» THE INPUT
═══

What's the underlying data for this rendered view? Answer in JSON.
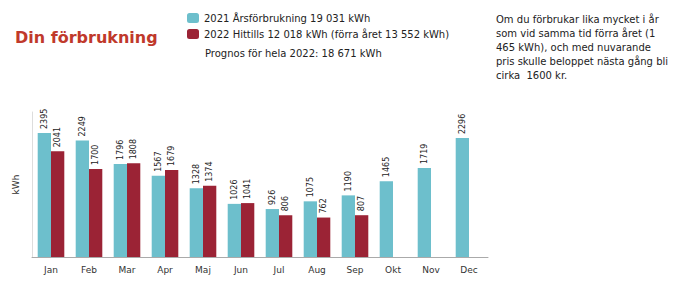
{
  "chart_data": {
    "type": "bar",
    "title": "Din förbrukning",
    "categories": [
      "Jan",
      "Feb",
      "Mar",
      "Apr",
      "Maj",
      "Jun",
      "Jul",
      "Aug",
      "Sep",
      "Okt",
      "Nov",
      "Dec"
    ],
    "series": [
      {
        "name": "2021 Årsförbrukning 19 031 kWh",
        "color": "#6dbfcc",
        "values": [
          2395,
          2249,
          1796,
          1567,
          1328,
          1026,
          926,
          1075,
          1190,
          1465,
          1719,
          2296
        ]
      },
      {
        "name": "2022 Hittills 12 018 kWh (förra året 13 552 kWh)",
        "color": "#9b2335",
        "values": [
          2041,
          1700,
          1808,
          1679,
          1374,
          1041,
          806,
          762,
          807,
          null,
          null,
          null
        ]
      }
    ],
    "ylabel": "kWh",
    "ylim": [
      0,
      2800
    ],
    "grid": false,
    "legend": "top",
    "data_labels": true,
    "tick_labels": "x",
    "annotations": [
      "Prognos för hela 2022: 18 671 kWh",
      "Om du förbrukar lika mycket i år\nsom vid samma tid förra året (1\n465 kWh), och med nuvarande\npris skulle beloppet nästa gång bli\ncirka  1600 kr."
    ]
  }
}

═══

» AIM
Leave out the pictures and copy everything else in the records word for word.

» ANSWER TO THE EXERCISE
What's the underlying data for this rendered view? Answer in JSON.
{
  "chart_data": {
    "type": "bar",
    "title": "Din förbrukning",
    "categories": [
      "Jan",
      "Feb",
      "Mar",
      "Apr",
      "Maj",
      "Jun",
      "Jul",
      "Aug",
      "Sep",
      "Okt",
      "Nov",
      "Dec"
    ],
    "series": [
      {
        "name": "2021 Årsförbrukning 19 031 kWh",
        "color": "#6dbfcc",
        "values": [
          2395,
          2249,
          1796,
          1567,
          1328,
          1026,
          926,
          1075,
          1190,
          1465,
          1719,
          2296
        ]
      },
      {
        "name": "2022 Hittills 12 018 kWh (förra året 13 552 kWh)",
        "color": "#9b2335",
        "values": [
          2041,
          1700,
          1808,
          1679,
          1374,
          1041,
          806,
          762,
          807,
          null,
          null,
          null
        ]
      }
    ],
    "ylabel": "kWh",
    "ylim": [
      0,
      2800
    ],
    "grid": false,
    "legend": "top",
    "data_labels": true,
    "tick_labels": "x",
    "annotations": [
      "Prognos för hela 2022: 18 671 kWh",
      "Om du förbrukar lika mycket i år\nsom vid samma tid förra året (1\n465 kWh), och med nuvarande\npris skulle beloppet nästa gång bli\ncirka  1600 kr."
    ]
  }
}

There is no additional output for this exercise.